Problem requirements: Check each line of the data below for the word "ylabel", then extract the ones that have it.

[Items from a dataset]
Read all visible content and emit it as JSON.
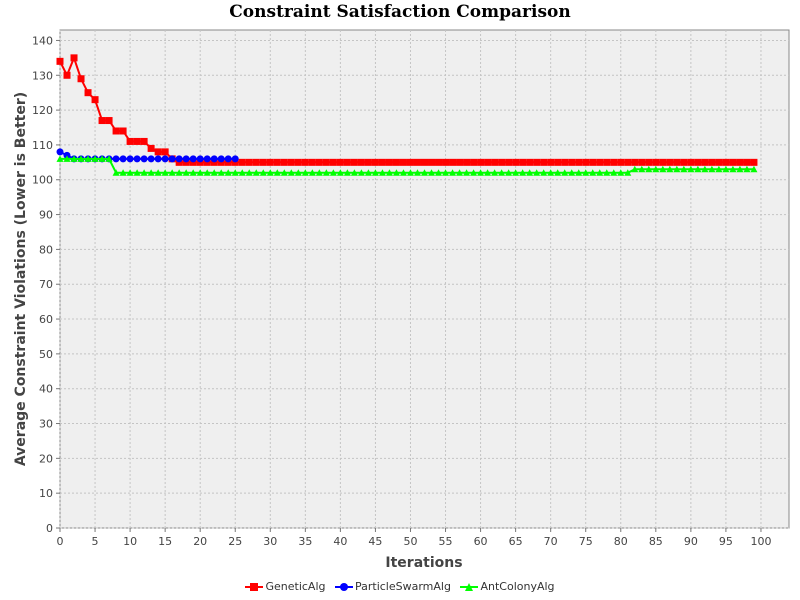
{
  "chart_data": {
    "type": "line",
    "title": "Constraint Satisfaction Comparison",
    "xlabel": "Iterations",
    "ylabel": "Average Constraint Violations (Lower is Better)",
    "xlim": [
      0,
      104
    ],
    "ylim": [
      0,
      143
    ],
    "xticks": [
      0,
      5,
      10,
      15,
      20,
      25,
      30,
      35,
      40,
      45,
      50,
      55,
      60,
      65,
      70,
      75,
      80,
      85,
      90,
      95,
      100
    ],
    "yticks": [
      0,
      10,
      20,
      30,
      40,
      50,
      60,
      70,
      80,
      90,
      100,
      110,
      120,
      130,
      140
    ],
    "grid": true,
    "legend_position": "bottom-center",
    "series": [
      {
        "name": "GeneticAlg",
        "color": "#ff0000",
        "marker": "square",
        "x": [
          0,
          1,
          2,
          3,
          4,
          5,
          6,
          7,
          8,
          9,
          10,
          11,
          12,
          13,
          14,
          15,
          16,
          17,
          18,
          19,
          20,
          21,
          22,
          23,
          24,
          25,
          26,
          27,
          28,
          29,
          30,
          31,
          32,
          33,
          34,
          35,
          36,
          37,
          38,
          39,
          40,
          41,
          42,
          43,
          44,
          45,
          46,
          47,
          48,
          49,
          50,
          51,
          52,
          53,
          54,
          55,
          56,
          57,
          58,
          59,
          60,
          61,
          62,
          63,
          64,
          65,
          66,
          67,
          68,
          69,
          70,
          71,
          72,
          73,
          74,
          75,
          76,
          77,
          78,
          79,
          80,
          81,
          82,
          83,
          84,
          85,
          86,
          87,
          88,
          89,
          90,
          91,
          92,
          93,
          94,
          95,
          96,
          97,
          98,
          99
        ],
        "y": [
          134,
          130,
          135,
          129,
          125,
          123,
          117,
          117,
          114,
          114,
          111,
          111,
          111,
          109,
          108,
          108,
          106,
          105,
          105,
          105,
          105,
          105,
          105,
          105,
          105,
          105,
          105,
          105,
          105,
          105,
          105,
          105,
          105,
          105,
          105,
          105,
          105,
          105,
          105,
          105,
          105,
          105,
          105,
          105,
          105,
          105,
          105,
          105,
          105,
          105,
          105,
          105,
          105,
          105,
          105,
          105,
          105,
          105,
          105,
          105,
          105,
          105,
          105,
          105,
          105,
          105,
          105,
          105,
          105,
          105,
          105,
          105,
          105,
          105,
          105,
          105,
          105,
          105,
          105,
          105,
          105,
          105,
          105,
          105,
          105,
          105,
          105,
          105,
          105,
          105,
          105,
          105,
          105,
          105,
          105,
          105,
          105,
          105,
          105,
          105
        ]
      },
      {
        "name": "ParticleSwarmAlg",
        "color": "#0000ff",
        "marker": "circle",
        "x": [
          0,
          1,
          2,
          3,
          4,
          5,
          6,
          7,
          8,
          9,
          10,
          11,
          12,
          13,
          14,
          15,
          16,
          17,
          18,
          19,
          20,
          21,
          22,
          23,
          24,
          25
        ],
        "y": [
          108,
          107,
          106,
          106,
          106,
          106,
          106,
          106,
          106,
          106,
          106,
          106,
          106,
          106,
          106,
          106,
          106,
          106,
          106,
          106,
          106,
          106,
          106,
          106,
          106,
          106
        ]
      },
      {
        "name": "AntColonyAlg",
        "color": "#00ff00",
        "marker": "triangle",
        "x": [
          0,
          1,
          2,
          3,
          4,
          5,
          6,
          7,
          8,
          9,
          10,
          11,
          12,
          13,
          14,
          15,
          16,
          17,
          18,
          19,
          20,
          21,
          22,
          23,
          24,
          25,
          26,
          27,
          28,
          29,
          30,
          31,
          32,
          33,
          34,
          35,
          36,
          37,
          38,
          39,
          40,
          41,
          42,
          43,
          44,
          45,
          46,
          47,
          48,
          49,
          50,
          51,
          52,
          53,
          54,
          55,
          56,
          57,
          58,
          59,
          60,
          61,
          62,
          63,
          64,
          65,
          66,
          67,
          68,
          69,
          70,
          71,
          72,
          73,
          74,
          75,
          76,
          77,
          78,
          79,
          80,
          81,
          82,
          83,
          84,
          85,
          86,
          87,
          88,
          89,
          90,
          91,
          92,
          93,
          94,
          95,
          96,
          97,
          98,
          99
        ],
        "y": [
          106,
          106,
          106,
          106,
          106,
          106,
          106,
          106,
          102,
          102,
          102,
          102,
          102,
          102,
          102,
          102,
          102,
          102,
          102,
          102,
          102,
          102,
          102,
          102,
          102,
          102,
          102,
          102,
          102,
          102,
          102,
          102,
          102,
          102,
          102,
          102,
          102,
          102,
          102,
          102,
          102,
          102,
          102,
          102,
          102,
          102,
          102,
          102,
          102,
          102,
          102,
          102,
          102,
          102,
          102,
          102,
          102,
          102,
          102,
          102,
          102,
          102,
          102,
          102,
          102,
          102,
          102,
          102,
          102,
          102,
          102,
          102,
          102,
          102,
          102,
          102,
          102,
          102,
          102,
          102,
          102,
          102,
          103,
          103,
          103,
          103,
          103,
          103,
          103,
          103,
          103,
          103,
          103,
          103,
          103,
          103,
          103,
          103,
          103,
          103
        ]
      }
    ]
  }
}
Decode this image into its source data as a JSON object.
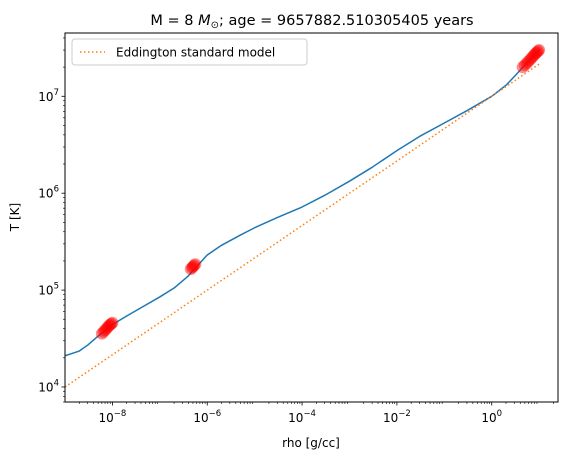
{
  "chart_data": {
    "type": "line",
    "title_prefix": "M = 8 ",
    "title_symbol": "M",
    "title_symbol_sub": "⊙",
    "title_suffix": "; age = 9657882.510305405 years",
    "xlabel": "rho [g/cc]",
    "ylabel": "T [K]",
    "xscale": "log",
    "yscale": "log",
    "xlim": [
      1e-09,
      25
    ],
    "ylim": [
      7000,
      45000000
    ],
    "grid": false,
    "legend_position": "top-left",
    "x_ticks": [
      {
        "value": 1e-08,
        "base": "10",
        "exp": "−8"
      },
      {
        "value": 1e-06,
        "base": "10",
        "exp": "−6"
      },
      {
        "value": 0.0001,
        "base": "10",
        "exp": "−4"
      },
      {
        "value": 0.01,
        "base": "10",
        "exp": "−2"
      },
      {
        "value": 1,
        "base": "10",
        "exp": "0"
      }
    ],
    "y_ticks": [
      {
        "value": 10000,
        "base": "10",
        "exp": "4"
      },
      {
        "value": 100000,
        "base": "10",
        "exp": "5"
      },
      {
        "value": 1000000,
        "base": "10",
        "exp": "6"
      },
      {
        "value": 10000000,
        "base": "10",
        "exp": "7"
      }
    ],
    "series": [
      {
        "kind": "line",
        "style": "solid",
        "color": "#1f77b4",
        "x": [
          1e-09,
          2e-09,
          3e-09,
          5e-09,
          7e-09,
          1e-08,
          2e-08,
          5e-08,
          1e-07,
          2e-07,
          4e-07,
          6e-07,
          1e-06,
          2e-06,
          5e-06,
          1e-05,
          3e-05,
          0.0001,
          0.0003,
          0.001,
          0.003,
          0.01,
          0.03,
          0.1,
          0.3,
          1,
          2,
          3,
          5,
          7,
          10
        ],
        "y": [
          21000,
          23500,
          27000,
          33500,
          38000,
          44000,
          54000,
          70000,
          85000,
          105000,
          140000,
          175000,
          230000,
          290000,
          370000,
          440000,
          560000,
          720000,
          950000,
          1330000,
          1850000,
          2750000,
          3850000,
          5300000,
          7100000,
          10000000,
          13000000,
          16000000,
          21000000,
          25000000,
          30000000
        ]
      },
      {
        "kind": "line",
        "style": "dotted",
        "color": "#ff7f0e",
        "name": "Eddington standard model",
        "x": [
          1e-09,
          1e-08,
          1e-07,
          1e-06,
          1e-05,
          0.0001,
          0.001,
          0.01,
          0.1,
          1,
          10
        ],
        "y": [
          10000,
          21500,
          46400,
          100000,
          215000,
          464000,
          1000000,
          2150000,
          4640000,
          10000000,
          21500000
        ]
      },
      {
        "kind": "scatter",
        "color": "#ff0000",
        "x": [
          6e-09,
          6.5e-09,
          7e-09,
          7.5e-09,
          8e-09,
          8.5e-09,
          9e-09,
          9.5e-09,
          1e-08,
          4.5e-07,
          4.8e-07,
          5e-07,
          5.3e-07,
          5.6e-07,
          4.5,
          5,
          5.5,
          6,
          6.5,
          7,
          7.5,
          8,
          8.5,
          9,
          9.5,
          10
        ],
        "y": [
          35500,
          37000,
          38500,
          40000,
          41500,
          43000,
          44000,
          45000,
          46000,
          165000,
          170000,
          175000,
          180000,
          185000,
          20000000,
          21000000,
          22000000,
          23000000,
          24000000,
          25000000,
          26000000,
          27000000,
          27800000,
          28500000,
          29300000,
          30000000
        ]
      }
    ]
  }
}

Written answer:
    "ylabel": "Average Constraint Violations (Lower is Better)",
    "ylabel": "T [K]",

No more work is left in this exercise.